_TO BE DONE_:
Check every line below for the word "this" and show those that hold it.

---

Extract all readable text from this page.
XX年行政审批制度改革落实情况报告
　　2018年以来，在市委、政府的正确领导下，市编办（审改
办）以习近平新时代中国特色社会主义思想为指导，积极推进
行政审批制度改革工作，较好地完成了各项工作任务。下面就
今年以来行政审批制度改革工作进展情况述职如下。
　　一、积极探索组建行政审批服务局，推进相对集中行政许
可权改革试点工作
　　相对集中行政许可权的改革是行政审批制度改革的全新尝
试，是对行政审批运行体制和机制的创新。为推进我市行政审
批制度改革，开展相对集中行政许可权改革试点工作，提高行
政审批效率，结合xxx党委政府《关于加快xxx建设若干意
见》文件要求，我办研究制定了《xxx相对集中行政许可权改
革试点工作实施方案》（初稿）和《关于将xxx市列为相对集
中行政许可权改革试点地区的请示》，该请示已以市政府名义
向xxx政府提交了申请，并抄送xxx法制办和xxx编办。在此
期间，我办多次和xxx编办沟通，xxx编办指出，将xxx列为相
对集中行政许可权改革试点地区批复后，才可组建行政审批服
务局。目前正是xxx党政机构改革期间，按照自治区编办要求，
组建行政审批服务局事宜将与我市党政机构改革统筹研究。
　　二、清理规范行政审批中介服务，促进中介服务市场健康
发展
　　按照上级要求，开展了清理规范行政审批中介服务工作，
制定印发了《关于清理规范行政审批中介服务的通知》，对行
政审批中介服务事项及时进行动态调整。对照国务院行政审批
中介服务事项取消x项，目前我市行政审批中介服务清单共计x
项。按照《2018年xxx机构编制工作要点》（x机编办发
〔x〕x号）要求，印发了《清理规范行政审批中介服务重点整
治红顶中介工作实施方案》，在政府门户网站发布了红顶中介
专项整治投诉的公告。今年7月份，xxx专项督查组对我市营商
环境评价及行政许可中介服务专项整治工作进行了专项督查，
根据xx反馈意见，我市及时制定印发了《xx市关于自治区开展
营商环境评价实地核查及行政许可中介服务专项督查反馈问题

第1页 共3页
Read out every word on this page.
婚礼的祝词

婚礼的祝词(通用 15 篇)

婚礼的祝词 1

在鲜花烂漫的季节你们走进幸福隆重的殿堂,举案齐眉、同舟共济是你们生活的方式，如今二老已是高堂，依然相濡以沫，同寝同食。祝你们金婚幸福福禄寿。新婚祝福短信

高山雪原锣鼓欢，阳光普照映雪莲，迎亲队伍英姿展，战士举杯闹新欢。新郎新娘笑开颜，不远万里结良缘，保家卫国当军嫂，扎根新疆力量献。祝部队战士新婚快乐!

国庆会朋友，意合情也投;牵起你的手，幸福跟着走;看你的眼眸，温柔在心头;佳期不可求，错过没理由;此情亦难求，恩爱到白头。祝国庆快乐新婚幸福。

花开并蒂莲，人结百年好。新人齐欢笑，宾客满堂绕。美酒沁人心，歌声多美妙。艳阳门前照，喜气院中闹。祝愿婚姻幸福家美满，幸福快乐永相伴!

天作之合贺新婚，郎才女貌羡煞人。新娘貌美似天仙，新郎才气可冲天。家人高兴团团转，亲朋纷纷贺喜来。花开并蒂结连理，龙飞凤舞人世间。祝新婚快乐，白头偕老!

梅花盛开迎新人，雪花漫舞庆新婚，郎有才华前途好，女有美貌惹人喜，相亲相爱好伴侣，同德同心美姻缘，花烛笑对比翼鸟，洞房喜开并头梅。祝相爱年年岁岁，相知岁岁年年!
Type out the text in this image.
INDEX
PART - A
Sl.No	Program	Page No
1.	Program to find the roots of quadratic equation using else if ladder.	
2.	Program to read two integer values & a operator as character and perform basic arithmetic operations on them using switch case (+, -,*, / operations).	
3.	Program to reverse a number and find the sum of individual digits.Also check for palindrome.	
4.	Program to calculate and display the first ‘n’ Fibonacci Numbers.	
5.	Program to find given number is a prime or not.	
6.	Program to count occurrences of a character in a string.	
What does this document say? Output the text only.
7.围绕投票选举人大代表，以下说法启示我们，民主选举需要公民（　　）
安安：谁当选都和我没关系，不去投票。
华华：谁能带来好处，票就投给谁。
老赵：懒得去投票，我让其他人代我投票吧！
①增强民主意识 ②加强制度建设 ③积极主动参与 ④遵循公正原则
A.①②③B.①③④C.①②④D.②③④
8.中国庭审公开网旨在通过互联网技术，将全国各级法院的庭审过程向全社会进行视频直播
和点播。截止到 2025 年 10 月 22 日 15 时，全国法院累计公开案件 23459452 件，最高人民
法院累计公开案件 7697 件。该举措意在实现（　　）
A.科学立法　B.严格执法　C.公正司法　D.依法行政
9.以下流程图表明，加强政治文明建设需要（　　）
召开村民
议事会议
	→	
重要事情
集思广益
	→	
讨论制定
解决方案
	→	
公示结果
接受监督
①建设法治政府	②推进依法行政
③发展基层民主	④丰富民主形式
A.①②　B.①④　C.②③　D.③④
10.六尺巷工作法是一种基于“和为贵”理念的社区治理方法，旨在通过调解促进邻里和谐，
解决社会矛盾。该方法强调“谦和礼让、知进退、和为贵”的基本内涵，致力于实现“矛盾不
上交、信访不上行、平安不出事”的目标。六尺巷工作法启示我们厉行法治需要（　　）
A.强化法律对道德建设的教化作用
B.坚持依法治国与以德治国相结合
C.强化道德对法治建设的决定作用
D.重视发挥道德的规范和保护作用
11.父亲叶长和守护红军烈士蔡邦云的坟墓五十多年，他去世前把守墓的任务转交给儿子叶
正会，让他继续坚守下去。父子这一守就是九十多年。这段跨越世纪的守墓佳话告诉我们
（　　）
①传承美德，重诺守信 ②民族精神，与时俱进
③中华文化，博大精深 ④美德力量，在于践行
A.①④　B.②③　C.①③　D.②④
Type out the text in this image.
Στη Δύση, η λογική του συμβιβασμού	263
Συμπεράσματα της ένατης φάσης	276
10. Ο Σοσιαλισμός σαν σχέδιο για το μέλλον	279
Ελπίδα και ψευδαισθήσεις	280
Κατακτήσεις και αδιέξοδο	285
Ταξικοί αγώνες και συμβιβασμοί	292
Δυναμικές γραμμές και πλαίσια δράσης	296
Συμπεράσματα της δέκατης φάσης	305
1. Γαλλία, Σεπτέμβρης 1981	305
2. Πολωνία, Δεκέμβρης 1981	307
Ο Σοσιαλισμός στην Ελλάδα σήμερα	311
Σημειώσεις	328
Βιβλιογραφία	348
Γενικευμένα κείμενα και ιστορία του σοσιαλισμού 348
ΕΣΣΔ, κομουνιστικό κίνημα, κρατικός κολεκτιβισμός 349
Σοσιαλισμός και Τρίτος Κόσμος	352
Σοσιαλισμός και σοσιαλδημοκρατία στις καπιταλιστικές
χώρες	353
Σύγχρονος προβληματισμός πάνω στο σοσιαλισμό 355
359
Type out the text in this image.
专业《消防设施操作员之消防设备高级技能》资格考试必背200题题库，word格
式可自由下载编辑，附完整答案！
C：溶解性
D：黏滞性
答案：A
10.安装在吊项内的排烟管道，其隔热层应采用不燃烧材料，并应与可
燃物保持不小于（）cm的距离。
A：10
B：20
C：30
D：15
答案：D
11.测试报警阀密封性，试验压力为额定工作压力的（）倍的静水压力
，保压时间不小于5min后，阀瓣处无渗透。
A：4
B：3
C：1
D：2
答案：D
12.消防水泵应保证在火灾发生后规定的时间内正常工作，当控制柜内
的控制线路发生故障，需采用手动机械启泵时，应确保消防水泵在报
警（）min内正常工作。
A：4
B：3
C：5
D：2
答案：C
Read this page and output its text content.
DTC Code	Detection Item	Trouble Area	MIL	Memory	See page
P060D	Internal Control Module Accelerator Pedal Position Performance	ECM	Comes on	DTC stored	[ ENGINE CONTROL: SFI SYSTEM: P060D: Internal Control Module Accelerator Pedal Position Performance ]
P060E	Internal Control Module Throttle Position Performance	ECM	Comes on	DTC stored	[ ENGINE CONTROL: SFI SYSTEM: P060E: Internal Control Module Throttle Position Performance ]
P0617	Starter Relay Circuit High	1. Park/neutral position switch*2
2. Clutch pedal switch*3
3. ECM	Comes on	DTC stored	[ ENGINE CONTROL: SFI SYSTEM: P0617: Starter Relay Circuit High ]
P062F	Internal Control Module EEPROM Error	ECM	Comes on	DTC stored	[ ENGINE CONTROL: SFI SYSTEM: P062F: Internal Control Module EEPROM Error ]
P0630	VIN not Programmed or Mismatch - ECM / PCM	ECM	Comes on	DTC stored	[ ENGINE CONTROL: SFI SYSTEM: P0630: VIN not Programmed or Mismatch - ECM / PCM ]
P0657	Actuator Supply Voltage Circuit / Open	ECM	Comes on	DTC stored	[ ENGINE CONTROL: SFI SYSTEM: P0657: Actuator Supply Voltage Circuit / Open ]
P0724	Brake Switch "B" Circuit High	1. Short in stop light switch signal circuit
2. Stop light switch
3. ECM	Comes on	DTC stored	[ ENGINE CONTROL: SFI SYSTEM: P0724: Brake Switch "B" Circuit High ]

---

_WRITTEN ANSWER_:
Extract all readable text from this page.
Read out every word on this page.
Type out the text in this image.
What does this document say? Output the text only.
Type out the text in this image.
Type out the text in this image.
Read this page and output its text content.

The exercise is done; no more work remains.